#### What to do
Retype each record below word for word. Leave the pictures out.

#### Stored records
++++++++

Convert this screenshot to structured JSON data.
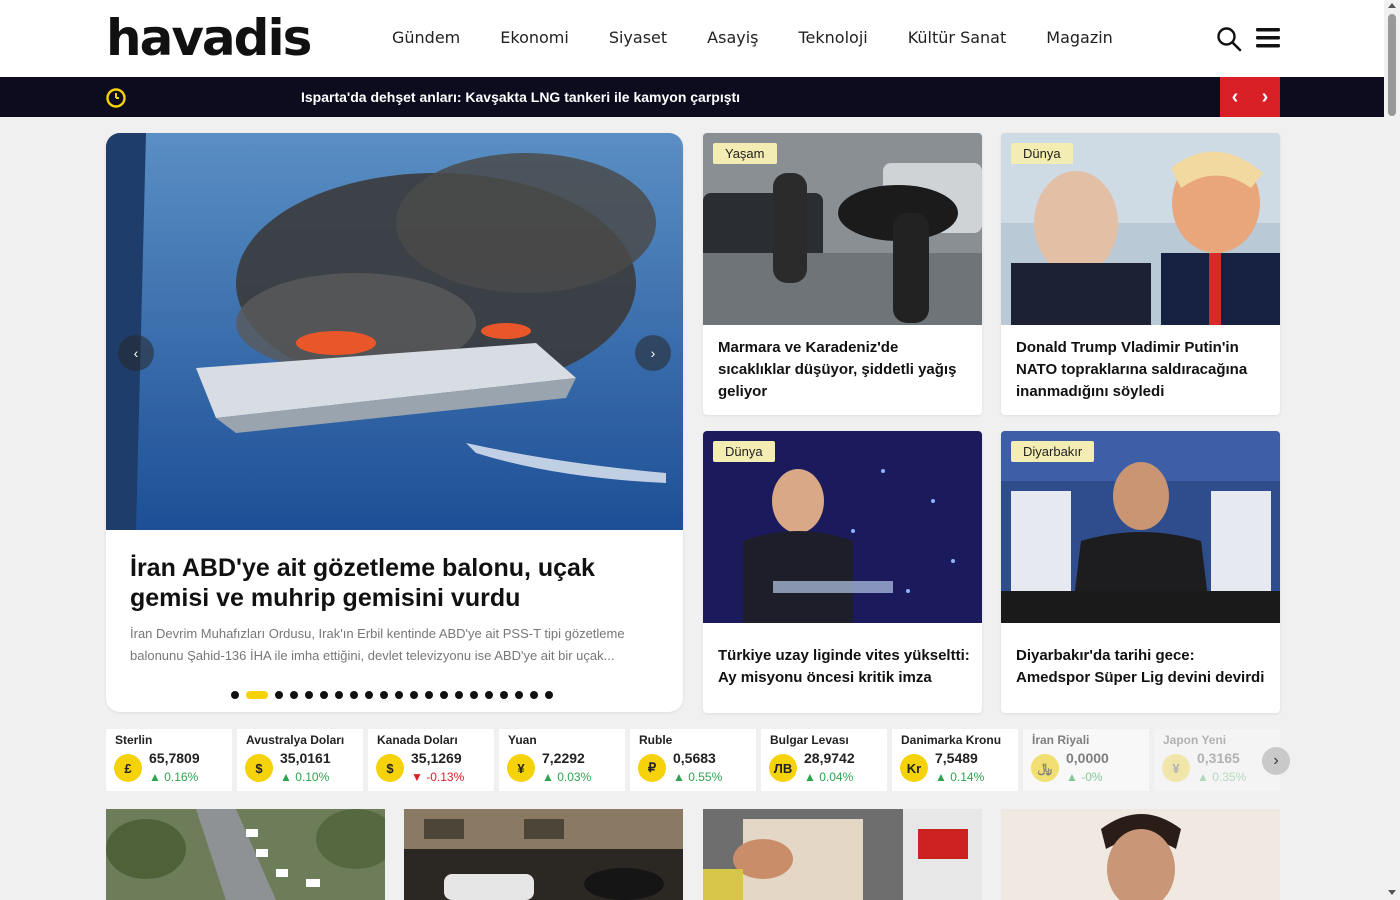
{
  "site": {
    "logo": "havadis"
  },
  "nav": [
    "Gündem",
    "Ekonomi",
    "Siyaset",
    "Asayiş",
    "Teknoloji",
    "Kültür Sanat",
    "Magazin"
  ],
  "icons": {
    "search": "search-icon",
    "menu": "menu-icon",
    "clock": "clock-icon"
  },
  "ticker": {
    "headline": "Isparta'da dehşet anları: Kavşakta LNG tankeri ile kamyon çarpıştı",
    "prev": "‹",
    "next": "›"
  },
  "hero": {
    "title": "İran ABD'ye ait gözetleme balonu, uçak gemisi ve muhrip gemisini vurdu",
    "summary": "İran Devrim Muhafızları Ordusu, Irak'ın Erbil kentinde ABD'ye ait PSS-T tipi gözetleme balonunu Şahid-136 İHA ile imha ettiğini, devlet televizyonu ise ABD'ye ait bir uçak...",
    "prev": "‹",
    "next": "›",
    "slide_count": 21,
    "active_slide": 1
  },
  "cards": [
    {
      "tag": "Yaşam",
      "title": "Marmara ve Karadeniz'de sıcaklıklar düşüyor, şiddetli yağış geliyor"
    },
    {
      "tag": "Dünya",
      "title": "Donald Trump Vladimir Putin'in NATO topraklarına saldıracağına inanmadığını söyledi"
    },
    {
      "tag": "Dünya",
      "title": "Türkiye uzay liginde vites yükseltti: Ay misyonu öncesi kritik imza"
    },
    {
      "tag": "Diyarbakır",
      "title": "Diyarbakır'da tarihi gece: Amedspor Süper Lig devini devirdi"
    }
  ],
  "currencies": [
    {
      "name": "Sterlin",
      "symbol": "£",
      "value": "65,7809",
      "change": "0.16%",
      "direction": "up"
    },
    {
      "name": "Avustralya Doları",
      "symbol": "$",
      "value": "35,0161",
      "change": "0.10%",
      "direction": "up"
    },
    {
      "name": "Kanada Doları",
      "symbol": "$",
      "value": "35,1269",
      "change": "-0.13%",
      "direction": "down"
    },
    {
      "name": "Yuan",
      "symbol": "¥",
      "value": "7,2292",
      "change": "0.03%",
      "direction": "up"
    },
    {
      "name": "Ruble",
      "symbol": "₽",
      "value": "0,5683",
      "change": "0.55%",
      "direction": "up"
    },
    {
      "name": "Bulgar Levası",
      "symbol": "ЛВ",
      "value": "28,9742",
      "change": "0.04%",
      "direction": "up"
    },
    {
      "name": "Danimarka Kronu",
      "symbol": "Kr",
      "value": "7,5489",
      "change": "0.14%",
      "direction": "up"
    },
    {
      "name": "İran Riyali",
      "symbol": "﷼",
      "value": "0,0000",
      "change": "-0%",
      "direction": "up"
    },
    {
      "name": "Japon Yeni",
      "symbol": "¥",
      "value": "0,3165",
      "change": "0.35%",
      "direction": "up"
    }
  ],
  "currency_next": "›",
  "colors": {
    "accent": "#f5d20a",
    "ticker_bg": "#0c0c1e",
    "ticker_ctrl": "#d81f26",
    "tag_bg": "#f3edb4",
    "up": "#2ea44f",
    "down": "#d81f26"
  }
}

++++++++

#### Output for this exercise
Convert this screenshot to structured JSON data.
{
  "site": {
    "logo": "havadis"
  },
  "nav": [
    "Gündem",
    "Ekonomi",
    "Siyaset",
    "Asayiş",
    "Teknoloji",
    "Kültür Sanat",
    "Magazin"
  ],
  "icons": {
    "search": "search-icon",
    "menu": "menu-icon",
    "clock": "clock-icon"
  },
  "ticker": {
    "headline": "Isparta'da dehşet anları: Kavşakta LNG tankeri ile kamyon çarpıştı",
    "prev": "‹",
    "next": "›"
  },
  "hero": {
    "title": "İran ABD'ye ait gözetleme balonu, uçak gemisi ve muhrip gemisini vurdu",
    "summary": "İran Devrim Muhafızları Ordusu, Irak'ın Erbil kentinde ABD'ye ait PSS-T tipi gözetleme balonunu Şahid-136 İHA ile imha ettiğini, devlet televizyonu ise ABD'ye ait bir uçak...",
    "prev": "‹",
    "next": "›",
    "slide_count": 21,
    "active_slide": 1
  },
  "cards": [
    {
      "tag": "Yaşam",
      "title": "Marmara ve Karadeniz'de sıcaklıklar düşüyor, şiddetli yağış geliyor"
    },
    {
      "tag": "Dünya",
      "title": "Donald Trump Vladimir Putin'in NATO topraklarına saldıracağına inanmadığını söyledi"
    },
    {
      "tag": "Dünya",
      "title": "Türkiye uzay liginde vites yükseltti: Ay misyonu öncesi kritik imza"
    },
    {
      "tag": "Diyarbakır",
      "title": "Diyarbakır'da tarihi gece: Amedspor Süper Lig devini devirdi"
    }
  ],
  "currencies": [
    {
      "name": "Sterlin",
      "symbol": "£",
      "value": "65,7809",
      "change": "0.16%",
      "direction": "up"
    },
    {
      "name": "Avustralya Doları",
      "symbol": "$",
      "value": "35,0161",
      "change": "0.10%",
      "direction": "up"
    },
    {
      "name": "Kanada Doları",
      "symbol": "$",
      "value": "35,1269",
      "change": "-0.13%",
      "direction": "down"
    },
    {
      "name": "Yuan",
      "symbol": "¥",
      "value": "7,2292",
      "change": "0.03%",
      "direction": "up"
    },
    {
      "name": "Ruble",
      "symbol": "₽",
      "value": "0,5683",
      "change": "0.55%",
      "direction": "up"
    },
    {
      "name": "Bulgar Levası",
      "symbol": "ЛВ",
      "value": "28,9742",
      "change": "0.04%",
      "direction": "up"
    },
    {
      "name": "Danimarka Kronu",
      "symbol": "Kr",
      "value": "7,5489",
      "change": "0.14%",
      "direction": "up"
    },
    {
      "name": "İran Riyali",
      "symbol": "﷼",
      "value": "0,0000",
      "change": "-0%",
      "direction": "up"
    },
    {
      "name": "Japon Yeni",
      "symbol": "¥",
      "value": "0,3165",
      "change": "0.35%",
      "direction": "up"
    }
  ],
  "currency_next": "›",
  "colors": {
    "accent": "#f5d20a",
    "ticker_bg": "#0c0c1e",
    "ticker_ctrl": "#d81f26",
    "tag_bg": "#f3edb4",
    "up": "#2ea44f",
    "down": "#d81f26"
  }
}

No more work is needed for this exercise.